## What to work on
Return each line of the material verbatim.

----- Dataset rows

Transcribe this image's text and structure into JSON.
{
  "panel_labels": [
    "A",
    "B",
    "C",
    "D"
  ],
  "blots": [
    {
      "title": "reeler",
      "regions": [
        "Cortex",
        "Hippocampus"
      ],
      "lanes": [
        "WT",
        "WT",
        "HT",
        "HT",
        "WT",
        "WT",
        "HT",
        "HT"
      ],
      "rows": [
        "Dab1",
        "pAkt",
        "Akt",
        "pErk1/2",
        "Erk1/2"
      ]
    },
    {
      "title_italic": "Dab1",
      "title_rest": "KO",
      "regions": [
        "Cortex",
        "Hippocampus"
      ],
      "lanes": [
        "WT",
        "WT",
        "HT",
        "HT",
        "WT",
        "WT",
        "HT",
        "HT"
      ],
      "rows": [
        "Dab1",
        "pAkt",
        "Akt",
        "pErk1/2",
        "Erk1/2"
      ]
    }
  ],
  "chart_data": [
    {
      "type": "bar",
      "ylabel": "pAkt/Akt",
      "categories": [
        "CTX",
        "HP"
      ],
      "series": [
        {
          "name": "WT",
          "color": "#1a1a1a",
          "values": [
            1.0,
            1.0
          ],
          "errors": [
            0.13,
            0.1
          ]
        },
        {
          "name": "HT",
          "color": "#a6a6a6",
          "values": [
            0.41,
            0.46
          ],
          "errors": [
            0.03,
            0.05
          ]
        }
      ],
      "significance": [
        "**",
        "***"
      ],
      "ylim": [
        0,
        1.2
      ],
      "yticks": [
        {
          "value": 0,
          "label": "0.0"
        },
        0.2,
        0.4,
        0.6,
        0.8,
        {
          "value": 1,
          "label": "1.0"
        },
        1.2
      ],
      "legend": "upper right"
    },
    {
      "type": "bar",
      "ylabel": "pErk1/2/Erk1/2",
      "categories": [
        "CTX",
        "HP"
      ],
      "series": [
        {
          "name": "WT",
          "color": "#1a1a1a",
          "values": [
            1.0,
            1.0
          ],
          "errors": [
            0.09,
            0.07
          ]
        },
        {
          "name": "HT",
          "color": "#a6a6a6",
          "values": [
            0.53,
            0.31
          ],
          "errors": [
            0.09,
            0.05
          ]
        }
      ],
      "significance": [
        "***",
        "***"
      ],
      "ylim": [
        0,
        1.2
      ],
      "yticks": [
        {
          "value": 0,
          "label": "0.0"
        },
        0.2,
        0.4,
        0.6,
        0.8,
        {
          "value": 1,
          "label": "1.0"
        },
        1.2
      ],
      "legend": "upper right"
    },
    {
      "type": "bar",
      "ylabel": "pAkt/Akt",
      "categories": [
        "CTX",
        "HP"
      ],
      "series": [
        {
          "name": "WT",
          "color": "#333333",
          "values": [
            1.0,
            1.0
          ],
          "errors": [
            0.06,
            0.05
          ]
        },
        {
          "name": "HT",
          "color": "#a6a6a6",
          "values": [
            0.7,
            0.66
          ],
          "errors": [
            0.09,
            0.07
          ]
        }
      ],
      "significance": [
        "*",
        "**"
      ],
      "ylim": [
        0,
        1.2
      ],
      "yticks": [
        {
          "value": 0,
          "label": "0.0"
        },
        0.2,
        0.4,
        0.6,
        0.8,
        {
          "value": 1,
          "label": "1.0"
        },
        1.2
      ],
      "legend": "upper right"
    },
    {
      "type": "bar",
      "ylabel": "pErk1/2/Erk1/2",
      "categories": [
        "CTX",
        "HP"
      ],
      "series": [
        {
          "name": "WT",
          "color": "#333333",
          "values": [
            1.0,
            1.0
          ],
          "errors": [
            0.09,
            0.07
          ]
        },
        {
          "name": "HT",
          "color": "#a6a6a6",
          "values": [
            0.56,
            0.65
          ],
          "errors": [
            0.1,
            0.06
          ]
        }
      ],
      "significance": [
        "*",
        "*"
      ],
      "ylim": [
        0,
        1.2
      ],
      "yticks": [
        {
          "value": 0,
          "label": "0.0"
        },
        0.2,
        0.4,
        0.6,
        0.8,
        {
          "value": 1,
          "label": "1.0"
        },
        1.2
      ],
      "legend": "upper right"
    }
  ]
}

----------

## Full answer
Transcribe this image's text and structure into JSON.
{
  "panel_labels": [
    "A",
    "B",
    "C",
    "D"
  ],
  "blots": [
    {
      "title": "reeler",
      "regions": [
        "Cortex",
        "Hippocampus"
      ],
      "lanes": [
        "WT",
        "WT",
        "HT",
        "HT",
        "WT",
        "WT",
        "HT",
        "HT"
      ],
      "rows": [
        "Dab1",
        "pAkt",
        "Akt",
        "pErk1/2",
        "Erk1/2"
      ]
    },
    {
      "title_italic": "Dab1",
      "title_rest": "KO",
      "regions": [
        "Cortex",
        "Hippocampus"
      ],
      "lanes": [
        "WT",
        "WT",
        "HT",
        "HT",
        "WT",
        "WT",
        "HT",
        "HT"
      ],
      "rows": [
        "Dab1",
        "pAkt",
        "Akt",
        "pErk1/2",
        "Erk1/2"
      ]
    }
  ],
  "chart_data": [
    {
      "type": "bar",
      "ylabel": "pAkt/Akt",
      "categories": [
        "CTX",
        "HP"
      ],
      "series": [
        {
          "name": "WT",
          "color": "#1a1a1a",
          "values": [
            1.0,
            1.0
          ],
          "errors": [
            0.13,
            0.1
          ]
        },
        {
          "name": "HT",
          "color": "#a6a6a6",
          "values": [
            0.41,
            0.46
          ],
          "errors": [
            0.03,
            0.05
          ]
        }
      ],
      "significance": [
        "**",
        "***"
      ],
      "ylim": [
        0,
        1.2
      ],
      "yticks": [
        {
          "value": 0,
          "label": "0.0"
        },
        0.2,
        0.4,
        0.6,
        0.8,
        {
          "value": 1,
          "label": "1.0"
        },
        1.2
      ],
      "legend": "upper right"
    },
    {
      "type": "bar",
      "ylabel": "pErk1/2/Erk1/2",
      "categories": [
        "CTX",
        "HP"
      ],
      "series": [
        {
          "name": "WT",
          "color": "#1a1a1a",
          "values": [
            1.0,
            1.0
          ],
          "errors": [
            0.09,
            0.07
          ]
        },
        {
          "name": "HT",
          "color": "#a6a6a6",
          "values": [
            0.53,
            0.31
          ],
          "errors": [
            0.09,
            0.05
          ]
        }
      ],
      "significance": [
        "***",
        "***"
      ],
      "ylim": [
        0,
        1.2
      ],
      "yticks": [
        {
          "value": 0,
          "label": "0.0"
        },
        0.2,
        0.4,
        0.6,
        0.8,
        {
          "value": 1,
          "label": "1.0"
        },
        1.2
      ],
      "legend": "upper right"
    },
    {
      "type": "bar",
      "ylabel": "pAkt/Akt",
      "categories": [
        "CTX",
        "HP"
      ],
      "series": [
        {
          "name": "WT",
          "color": "#333333",
          "values": [
            1.0,
            1.0
          ],
          "errors": [
            0.06,
            0.05
          ]
        },
        {
          "name": "HT",
          "color": "#a6a6a6",
          "values": [
            0.7,
            0.66
          ],
          "errors": [
            0.09,
            0.07
          ]
        }
      ],
      "significance": [
        "*",
        "**"
      ],
      "ylim": [
        0,
        1.2
      ],
      "yticks": [
        {
          "value": 0,
          "label": "0.0"
        },
        0.2,
        0.4,
        0.6,
        0.8,
        {
          "value": 1,
          "label": "1.0"
        },
        1.2
      ],
      "legend": "upper right"
    },
    {
      "type": "bar",
      "ylabel": "pErk1/2/Erk1/2",
      "categories": [
        "CTX",
        "HP"
      ],
      "series": [
        {
          "name": "WT",
          "color": "#333333",
          "values": [
            1.0,
            1.0
          ],
          "errors": [
            0.09,
            0.07
          ]
        },
        {
          "name": "HT",
          "color": "#a6a6a6",
          "values": [
            0.56,
            0.65
          ],
          "errors": [
            0.1,
            0.06
          ]
        }
      ],
      "significance": [
        "*",
        "*"
      ],
      "ylim": [
        0,
        1.2
      ],
      "yticks": [
        {
          "value": 0,
          "label": "0.0"
        },
        0.2,
        0.4,
        0.6,
        0.8,
        {
          "value": 1,
          "label": "1.0"
        },
        1.2
      ],
      "legend": "upper right"
    }
  ]
}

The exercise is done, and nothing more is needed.